===== Given information
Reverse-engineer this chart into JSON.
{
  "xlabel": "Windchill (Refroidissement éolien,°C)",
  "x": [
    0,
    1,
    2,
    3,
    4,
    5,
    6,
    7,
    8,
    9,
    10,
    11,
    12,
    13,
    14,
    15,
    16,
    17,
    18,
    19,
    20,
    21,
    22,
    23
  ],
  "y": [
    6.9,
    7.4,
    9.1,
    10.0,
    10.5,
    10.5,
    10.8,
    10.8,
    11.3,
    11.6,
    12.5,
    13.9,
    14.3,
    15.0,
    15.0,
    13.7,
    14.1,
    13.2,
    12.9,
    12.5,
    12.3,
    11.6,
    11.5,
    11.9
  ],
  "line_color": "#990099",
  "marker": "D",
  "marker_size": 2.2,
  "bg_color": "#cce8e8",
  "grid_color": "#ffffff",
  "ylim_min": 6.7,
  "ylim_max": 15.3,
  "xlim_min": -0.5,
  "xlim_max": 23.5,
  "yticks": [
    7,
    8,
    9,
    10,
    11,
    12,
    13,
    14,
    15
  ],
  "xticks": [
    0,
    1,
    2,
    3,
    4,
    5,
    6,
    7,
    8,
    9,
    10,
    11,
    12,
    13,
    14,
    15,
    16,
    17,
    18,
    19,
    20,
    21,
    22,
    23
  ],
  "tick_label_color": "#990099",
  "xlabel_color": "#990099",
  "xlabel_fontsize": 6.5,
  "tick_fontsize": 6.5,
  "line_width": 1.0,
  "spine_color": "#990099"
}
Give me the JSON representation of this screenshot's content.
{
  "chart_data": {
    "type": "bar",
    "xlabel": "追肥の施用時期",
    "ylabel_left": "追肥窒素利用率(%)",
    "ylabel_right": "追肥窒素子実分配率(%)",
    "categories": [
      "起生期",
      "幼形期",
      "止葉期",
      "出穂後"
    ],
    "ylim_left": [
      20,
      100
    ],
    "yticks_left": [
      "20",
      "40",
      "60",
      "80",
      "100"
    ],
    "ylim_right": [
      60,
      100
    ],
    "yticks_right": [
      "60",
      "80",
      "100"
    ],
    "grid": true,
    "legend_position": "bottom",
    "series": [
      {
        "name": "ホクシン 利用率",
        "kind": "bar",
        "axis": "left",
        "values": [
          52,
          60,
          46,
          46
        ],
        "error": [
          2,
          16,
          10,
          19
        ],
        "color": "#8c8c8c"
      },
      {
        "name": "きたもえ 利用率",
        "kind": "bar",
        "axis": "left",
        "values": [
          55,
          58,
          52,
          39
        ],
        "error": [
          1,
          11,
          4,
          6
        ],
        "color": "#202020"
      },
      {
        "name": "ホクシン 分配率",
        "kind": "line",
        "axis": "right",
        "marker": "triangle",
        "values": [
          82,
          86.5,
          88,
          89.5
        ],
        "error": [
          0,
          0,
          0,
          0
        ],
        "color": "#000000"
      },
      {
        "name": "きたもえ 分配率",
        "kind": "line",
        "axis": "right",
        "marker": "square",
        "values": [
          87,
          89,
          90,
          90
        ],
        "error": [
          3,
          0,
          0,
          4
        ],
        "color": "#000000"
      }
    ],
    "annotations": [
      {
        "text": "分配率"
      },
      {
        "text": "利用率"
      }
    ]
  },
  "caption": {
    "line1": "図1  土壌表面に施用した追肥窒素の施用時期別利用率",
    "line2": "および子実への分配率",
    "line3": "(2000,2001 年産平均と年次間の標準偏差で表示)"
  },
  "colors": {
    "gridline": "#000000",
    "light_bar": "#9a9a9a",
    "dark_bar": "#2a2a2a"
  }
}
==========
* [Instructions to follow]: Search the lines for "name". Copy each line that has it.

* [Correct result]:
        "name": "ホクシン 利用率",
        "name": "きたもえ 利用率",
        "name": "ホクシン 分配率",
        "name": "きたもえ 分配率",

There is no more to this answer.